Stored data
>> START

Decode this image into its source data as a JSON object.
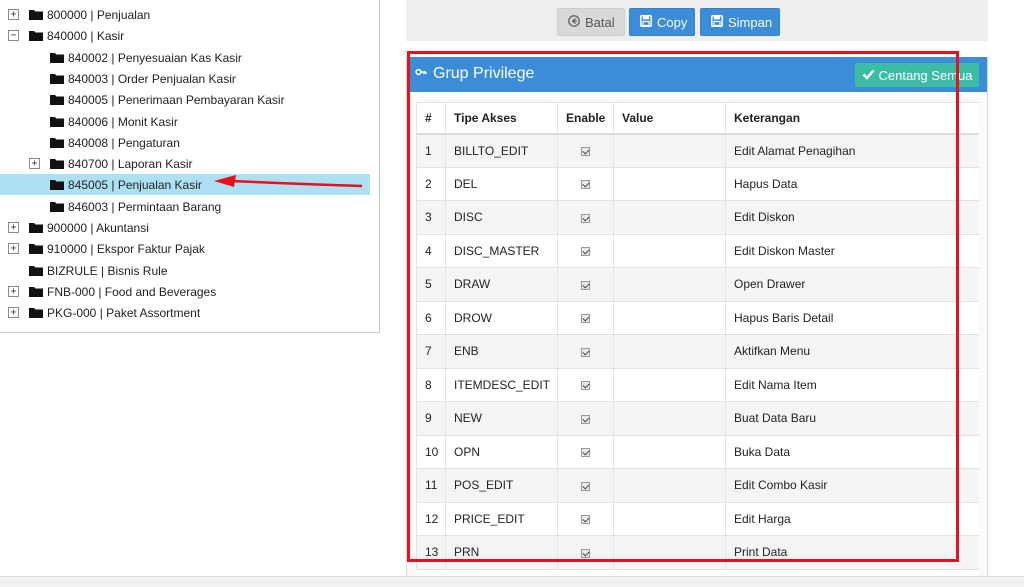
{
  "tree": {
    "items": [
      {
        "label": "800000 | Penjualan",
        "toggle": "+"
      },
      {
        "label": "840000 | Kasir",
        "toggle": "−"
      },
      {
        "label": "840002 | Penyesuaian Kas Kasir",
        "toggle": ""
      },
      {
        "label": "840003 | Order Penjualan Kasir",
        "toggle": ""
      },
      {
        "label": "840005 | Penerimaan Pembayaran Kasir",
        "toggle": ""
      },
      {
        "label": "840006 | Monit Kasir",
        "toggle": ""
      },
      {
        "label": "840008 | Pengaturan",
        "toggle": ""
      },
      {
        "label": "840700 | Laporan Kasir",
        "toggle": "+"
      },
      {
        "label": "845005 | Penjualan Kasir",
        "toggle": "",
        "selected": true
      },
      {
        "label": "846003 | Permintaan Barang",
        "toggle": ""
      },
      {
        "label": "900000 | Akuntansi",
        "toggle": "+"
      },
      {
        "label": "910000 | Ekspor Faktur Pajak",
        "toggle": "+"
      },
      {
        "label": "BIZRULE | Bisnis Rule",
        "toggle": ""
      },
      {
        "label": "FNB-000 | Food and Beverages",
        "toggle": "+"
      },
      {
        "label": "PKG-000 | Paket Assortment",
        "toggle": "+"
      }
    ]
  },
  "toolbar": {
    "cancel_label": "Batal",
    "copy_label": "Copy",
    "save_label": "Simpan"
  },
  "panel": {
    "title": "Grup Privilege",
    "check_all_label": "Centang Semua"
  },
  "table": {
    "headers": [
      "#",
      "Tipe Akses",
      "Enable",
      "Value",
      "Keterangan"
    ],
    "rows": [
      {
        "no": "1",
        "type": "BILLTO_EDIT",
        "enabled": true,
        "value": "",
        "desc": "Edit Alamat Penagihan"
      },
      {
        "no": "2",
        "type": "DEL",
        "enabled": true,
        "value": "",
        "desc": "Hapus Data"
      },
      {
        "no": "3",
        "type": "DISC",
        "enabled": true,
        "value": "",
        "desc": "Edit Diskon"
      },
      {
        "no": "4",
        "type": "DISC_MASTER",
        "enabled": true,
        "value": "",
        "desc": "Edit Diskon Master"
      },
      {
        "no": "5",
        "type": "DRAW",
        "enabled": true,
        "value": "",
        "desc": "Open Drawer"
      },
      {
        "no": "6",
        "type": "DROW",
        "enabled": true,
        "value": "",
        "desc": "Hapus Baris Detail"
      },
      {
        "no": "7",
        "type": "ENB",
        "enabled": true,
        "value": "",
        "desc": "Aktifkan Menu"
      },
      {
        "no": "8",
        "type": "ITEMDESC_EDIT",
        "enabled": true,
        "value": "",
        "desc": "Edit Nama Item"
      },
      {
        "no": "9",
        "type": "NEW",
        "enabled": true,
        "value": "",
        "desc": "Buat Data Baru"
      },
      {
        "no": "10",
        "type": "OPN",
        "enabled": true,
        "value": "",
        "desc": "Buka Data"
      },
      {
        "no": "11",
        "type": "POS_EDIT",
        "enabled": true,
        "value": "",
        "desc": "Edit Combo Kasir"
      },
      {
        "no": "12",
        "type": "PRICE_EDIT",
        "enabled": true,
        "value": "",
        "desc": "Edit Harga"
      },
      {
        "no": "13",
        "type": "PRN",
        "enabled": true,
        "value": "",
        "desc": "Print Data"
      }
    ]
  },
  "colors": {
    "primary": "#3c8dd8",
    "success": "#3cbca4",
    "selection": "#aee0f4",
    "annotation": "#e8101a"
  },
  "icons": {
    "cancel": "circle-arrow-left-icon",
    "copy": "floppy-icon",
    "save": "floppy-icon",
    "title": "key-icon",
    "check_all": "check-icon",
    "tree": "folder-icon"
  }
}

>> END

• [GIVEN EXERCISE] Restate the listing above word for word, and skip the pictures.

• [EXERCISE ANSWER]
Decode this image into its source data as a JSON object.
{
  "tree": {
    "items": [
      {
        "label": "800000 | Penjualan",
        "toggle": "+"
      },
      {
        "label": "840000 | Kasir",
        "toggle": "−"
      },
      {
        "label": "840002 | Penyesuaian Kas Kasir",
        "toggle": ""
      },
      {
        "label": "840003 | Order Penjualan Kasir",
        "toggle": ""
      },
      {
        "label": "840005 | Penerimaan Pembayaran Kasir",
        "toggle": ""
      },
      {
        "label": "840006 | Monit Kasir",
        "toggle": ""
      },
      {
        "label": "840008 | Pengaturan",
        "toggle": ""
      },
      {
        "label": "840700 | Laporan Kasir",
        "toggle": "+"
      },
      {
        "label": "845005 | Penjualan Kasir",
        "toggle": "",
        "selected": true
      },
      {
        "label": "846003 | Permintaan Barang",
        "toggle": ""
      },
      {
        "label": "900000 | Akuntansi",
        "toggle": "+"
      },
      {
        "label": "910000 | Ekspor Faktur Pajak",
        "toggle": "+"
      },
      {
        "label": "BIZRULE | Bisnis Rule",
        "toggle": ""
      },
      {
        "label": "FNB-000 | Food and Beverages",
        "toggle": "+"
      },
      {
        "label": "PKG-000 | Paket Assortment",
        "toggle": "+"
      }
    ]
  },
  "toolbar": {
    "cancel_label": "Batal",
    "copy_label": "Copy",
    "save_label": "Simpan"
  },
  "panel": {
    "title": "Grup Privilege",
    "check_all_label": "Centang Semua"
  },
  "table": {
    "headers": [
      "#",
      "Tipe Akses",
      "Enable",
      "Value",
      "Keterangan"
    ],
    "rows": [
      {
        "no": "1",
        "type": "BILLTO_EDIT",
        "enabled": true,
        "value": "",
        "desc": "Edit Alamat Penagihan"
      },
      {
        "no": "2",
        "type": "DEL",
        "enabled": true,
        "value": "",
        "desc": "Hapus Data"
      },
      {
        "no": "3",
        "type": "DISC",
        "enabled": true,
        "value": "",
        "desc": "Edit Diskon"
      },
      {
        "no": "4",
        "type": "DISC_MASTER",
        "enabled": true,
        "value": "",
        "desc": "Edit Diskon Master"
      },
      {
        "no": "5",
        "type": "DRAW",
        "enabled": true,
        "value": "",
        "desc": "Open Drawer"
      },
      {
        "no": "6",
        "type": "DROW",
        "enabled": true,
        "value": "",
        "desc": "Hapus Baris Detail"
      },
      {
        "no": "7",
        "type": "ENB",
        "enabled": true,
        "value": "",
        "desc": "Aktifkan Menu"
      },
      {
        "no": "8",
        "type": "ITEMDESC_EDIT",
        "enabled": true,
        "value": "",
        "desc": "Edit Nama Item"
      },
      {
        "no": "9",
        "type": "NEW",
        "enabled": true,
        "value": "",
        "desc": "Buat Data Baru"
      },
      {
        "no": "10",
        "type": "OPN",
        "enabled": true,
        "value": "",
        "desc": "Buka Data"
      },
      {
        "no": "11",
        "type": "POS_EDIT",
        "enabled": true,
        "value": "",
        "desc": "Edit Combo Kasir"
      },
      {
        "no": "12",
        "type": "PRICE_EDIT",
        "enabled": true,
        "value": "",
        "desc": "Edit Harga"
      },
      {
        "no": "13",
        "type": "PRN",
        "enabled": true,
        "value": "",
        "desc": "Print Data"
      }
    ]
  },
  "colors": {
    "primary": "#3c8dd8",
    "success": "#3cbca4",
    "selection": "#aee0f4",
    "annotation": "#e8101a"
  },
  "icons": {
    "cancel": "circle-arrow-left-icon",
    "copy": "floppy-icon",
    "save": "floppy-icon",
    "title": "key-icon",
    "check_all": "check-icon",
    "tree": "folder-icon"
  }
}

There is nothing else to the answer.